→ **Do this**:
The records below must be retyped exactly.

→ **Recorded data**:
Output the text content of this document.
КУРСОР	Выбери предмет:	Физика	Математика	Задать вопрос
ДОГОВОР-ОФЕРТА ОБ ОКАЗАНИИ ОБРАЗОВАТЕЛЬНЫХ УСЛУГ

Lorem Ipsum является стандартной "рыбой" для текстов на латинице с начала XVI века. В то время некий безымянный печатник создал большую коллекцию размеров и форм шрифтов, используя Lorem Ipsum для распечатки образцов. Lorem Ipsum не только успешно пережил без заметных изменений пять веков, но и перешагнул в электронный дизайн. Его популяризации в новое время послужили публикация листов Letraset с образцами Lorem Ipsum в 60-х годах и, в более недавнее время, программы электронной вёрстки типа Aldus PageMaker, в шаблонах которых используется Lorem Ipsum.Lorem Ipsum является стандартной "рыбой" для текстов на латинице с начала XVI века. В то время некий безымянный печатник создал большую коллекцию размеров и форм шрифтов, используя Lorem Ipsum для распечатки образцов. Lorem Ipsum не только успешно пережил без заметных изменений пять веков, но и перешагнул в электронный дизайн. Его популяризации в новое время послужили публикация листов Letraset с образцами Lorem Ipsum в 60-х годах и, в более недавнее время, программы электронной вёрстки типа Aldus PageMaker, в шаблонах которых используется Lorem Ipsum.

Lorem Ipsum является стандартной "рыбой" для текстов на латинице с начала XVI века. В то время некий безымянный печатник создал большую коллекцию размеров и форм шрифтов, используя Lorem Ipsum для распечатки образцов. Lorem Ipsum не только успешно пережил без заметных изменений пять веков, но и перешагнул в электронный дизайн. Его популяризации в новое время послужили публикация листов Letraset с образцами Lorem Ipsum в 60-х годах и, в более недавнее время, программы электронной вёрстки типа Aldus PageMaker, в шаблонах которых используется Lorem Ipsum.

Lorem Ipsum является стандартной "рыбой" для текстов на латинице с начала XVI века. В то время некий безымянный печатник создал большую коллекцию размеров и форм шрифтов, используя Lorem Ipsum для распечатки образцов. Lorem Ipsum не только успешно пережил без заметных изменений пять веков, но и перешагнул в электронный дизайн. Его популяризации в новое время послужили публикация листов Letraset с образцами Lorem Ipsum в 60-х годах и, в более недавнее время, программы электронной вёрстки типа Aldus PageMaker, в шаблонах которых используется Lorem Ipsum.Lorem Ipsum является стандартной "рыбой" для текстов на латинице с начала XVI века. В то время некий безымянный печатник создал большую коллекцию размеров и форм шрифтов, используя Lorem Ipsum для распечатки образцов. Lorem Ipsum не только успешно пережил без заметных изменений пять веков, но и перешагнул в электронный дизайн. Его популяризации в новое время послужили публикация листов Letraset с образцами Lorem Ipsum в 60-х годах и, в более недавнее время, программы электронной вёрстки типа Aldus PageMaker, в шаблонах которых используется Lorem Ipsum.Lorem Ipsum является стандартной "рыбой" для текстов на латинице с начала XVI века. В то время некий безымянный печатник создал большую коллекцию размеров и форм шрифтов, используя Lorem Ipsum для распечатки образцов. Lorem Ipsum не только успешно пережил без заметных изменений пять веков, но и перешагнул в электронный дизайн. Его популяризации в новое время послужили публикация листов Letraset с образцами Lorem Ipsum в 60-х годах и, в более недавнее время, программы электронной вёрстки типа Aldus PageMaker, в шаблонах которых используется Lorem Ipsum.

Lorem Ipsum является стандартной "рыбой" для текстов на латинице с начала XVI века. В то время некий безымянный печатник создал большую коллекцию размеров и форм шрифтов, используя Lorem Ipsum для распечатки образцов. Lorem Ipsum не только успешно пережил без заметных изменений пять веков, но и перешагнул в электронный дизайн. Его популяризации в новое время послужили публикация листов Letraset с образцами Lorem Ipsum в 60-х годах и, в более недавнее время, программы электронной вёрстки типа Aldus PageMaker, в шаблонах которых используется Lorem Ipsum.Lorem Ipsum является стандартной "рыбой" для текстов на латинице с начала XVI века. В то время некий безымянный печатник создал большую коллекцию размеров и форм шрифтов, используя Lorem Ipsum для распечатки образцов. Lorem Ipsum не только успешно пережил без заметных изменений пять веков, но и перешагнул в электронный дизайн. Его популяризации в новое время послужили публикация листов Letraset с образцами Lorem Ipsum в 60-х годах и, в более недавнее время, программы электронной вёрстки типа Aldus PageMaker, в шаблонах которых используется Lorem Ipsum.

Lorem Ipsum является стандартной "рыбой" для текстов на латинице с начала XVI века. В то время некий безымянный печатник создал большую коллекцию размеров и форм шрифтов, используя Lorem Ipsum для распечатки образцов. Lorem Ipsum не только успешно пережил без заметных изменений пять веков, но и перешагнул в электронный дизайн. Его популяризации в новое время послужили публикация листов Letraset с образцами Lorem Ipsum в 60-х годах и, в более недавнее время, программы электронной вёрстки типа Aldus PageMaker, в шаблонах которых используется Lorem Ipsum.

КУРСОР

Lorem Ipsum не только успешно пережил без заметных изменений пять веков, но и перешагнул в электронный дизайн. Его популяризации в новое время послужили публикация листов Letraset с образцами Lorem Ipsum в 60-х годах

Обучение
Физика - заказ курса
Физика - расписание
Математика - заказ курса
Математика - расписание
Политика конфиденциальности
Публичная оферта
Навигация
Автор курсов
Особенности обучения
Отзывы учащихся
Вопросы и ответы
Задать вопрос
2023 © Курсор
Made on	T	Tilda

→ **Reply to the task**:
Output the text content of this document.
КУРСОР	Выбери предмет:	Физика	Математика	Задать вопрос
ДОГОВОР-ОФЕРТА ОБ ОКАЗАНИИ ОБРАЗОВАТЕЛЬНЫХ УСЛУГ

Lorem Ipsum является стандартной "рыбой" для текстов на латинице с начала XVI века. В то время некий безымянный печатник создал большую коллекцию размеров и форм шрифтов, используя Lorem Ipsum для распечатки образцов. Lorem Ipsum не только успешно пережил без заметных изменений пять веков, но и перешагнул в электронный дизайн. Его популяризации в новое время послужили публикация листов Letraset с образцами Lorem Ipsum в 60-х годах и, в более недавнее время, программы электронной вёрстки типа Aldus PageMaker, в шаблонах которых используется Lorem Ipsum.Lorem Ipsum является стандартной "рыбой" для текстов на латинице с начала XVI века. В то время некий безымянный печатник создал большую коллекцию размеров и форм шрифтов, используя Lorem Ipsum для распечатки образцов. Lorem Ipsum не только успешно пережил без заметных изменений пять веков, но и перешагнул в электронный дизайн. Его популяризации в новое время послужили публикация листов Letraset с образцами Lorem Ipsum в 60-х годах и, в более недавнее время, программы электронной вёрстки типа Aldus PageMaker, в шаблонах которых используется Lorem Ipsum.

Lorem Ipsum является стандартной "рыбой" для текстов на латинице с начала XVI века. В то время некий безымянный печатник создал большую коллекцию размеров и форм шрифтов, используя Lorem Ipsum для распечатки образцов. Lorem Ipsum не только успешно пережил без заметных изменений пять веков, но и перешагнул в электронный дизайн. Его популяризации в новое время послужили публикация листов Letraset с образцами Lorem Ipsum в 60-х годах и, в более недавнее время, программы электронной вёрстки типа Aldus PageMaker, в шаблонах которых используется Lorem Ipsum.

Lorem Ipsum является стандартной "рыбой" для текстов на латинице с начала XVI века. В то время некий безымянный печатник создал большую коллекцию размеров и форм шрифтов, используя Lorem Ipsum для распечатки образцов. Lorem Ipsum не только успешно пережил без заметных изменений пять веков, но и перешагнул в электронный дизайн. Его популяризации в новое время послужили публикация листов Letraset с образцами Lorem Ipsum в 60-х годах и, в более недавнее время, программы электронной вёрстки типа Aldus PageMaker, в шаблонах которых используется Lorem Ipsum.Lorem Ipsum является стандартной "рыбой" для текстов на латинице с начала XVI века. В то время некий безымянный печатник создал большую коллекцию размеров и форм шрифтов, используя Lorem Ipsum для распечатки образцов. Lorem Ipsum не только успешно пережил без заметных изменений пять веков, но и перешагнул в электронный дизайн. Его популяризации в новое время послужили публикация листов Letraset с образцами Lorem Ipsum в 60-х годах и, в более недавнее время, программы электронной вёрстки типа Aldus PageMaker, в шаблонах которых используется Lorem Ipsum.Lorem Ipsum является стандартной "рыбой" для текстов на латинице с начала XVI века. В то время некий безымянный печатник создал большую коллекцию размеров и форм шрифтов, используя Lorem Ipsum для распечатки образцов. Lorem Ipsum не только успешно пережил без заметных изменений пять веков, но и перешагнул в электронный дизайн. Его популяризации в новое время послужили публикация листов Letraset с образцами Lorem Ipsum в 60-х годах и, в более недавнее время, программы электронной вёрстки типа Aldus PageMaker, в шаблонах которых используется Lorem Ipsum.

Lorem Ipsum является стандартной "рыбой" для текстов на латинице с начала XVI века. В то время некий безымянный печатник создал большую коллекцию размеров и форм шрифтов, используя Lorem Ipsum для распечатки образцов. Lorem Ipsum не только успешно пережил без заметных изменений пять веков, но и перешагнул в электронный дизайн. Его популяризации в новое время послужили публикация листов Letraset с образцами Lorem Ipsum в 60-х годах и, в более недавнее время, программы электронной вёрстки типа Aldus PageMaker, в шаблонах которых используется Lorem Ipsum.Lorem Ipsum является стандартной "рыбой" для текстов на латинице с начала XVI века. В то время некий безымянный печатник создал большую коллекцию размеров и форм шрифтов, используя Lorem Ipsum для распечатки образцов. Lorem Ipsum не только успешно пережил без заметных изменений пять веков, но и перешагнул в электронный дизайн. Его популяризации в новое время послужили публикация листов Letraset с образцами Lorem Ipsum в 60-х годах и, в более недавнее время, программы электронной вёрстки типа Aldus PageMaker, в шаблонах которых используется Lorem Ipsum.

Lorem Ipsum является стандартной "рыбой" для текстов на латинице с начала XVI века. В то время некий безымянный печатник создал большую коллекцию размеров и форм шрифтов, используя Lorem Ipsum для распечатки образцов. Lorem Ipsum не только успешно пережил без заметных изменений пять веков, но и перешагнул в электронный дизайн. Его популяризации в новое время послужили публикация листов Letraset с образцами Lorem Ipsum в 60-х годах и, в более недавнее время, программы электронной вёрстки типа Aldus PageMaker, в шаблонах которых используется Lorem Ipsum.

КУРСОР

Lorem Ipsum не только успешно пережил без заметных изменений пять веков, но и перешагнул в электронный дизайн. Его популяризации в новое время послужили публикация листов Letraset с образцами Lorem Ipsum в 60-х годах

Обучение
Физика - заказ курса
Физика - расписание
Математика - заказ курса
Математика - расписание
Политика конфиденциальности
Публичная оферта
Навигация
Автор курсов
Особенности обучения
Отзывы учащихся
Вопросы и ответы
Задать вопрос
2023 © Курсор
Made on	T	Tilda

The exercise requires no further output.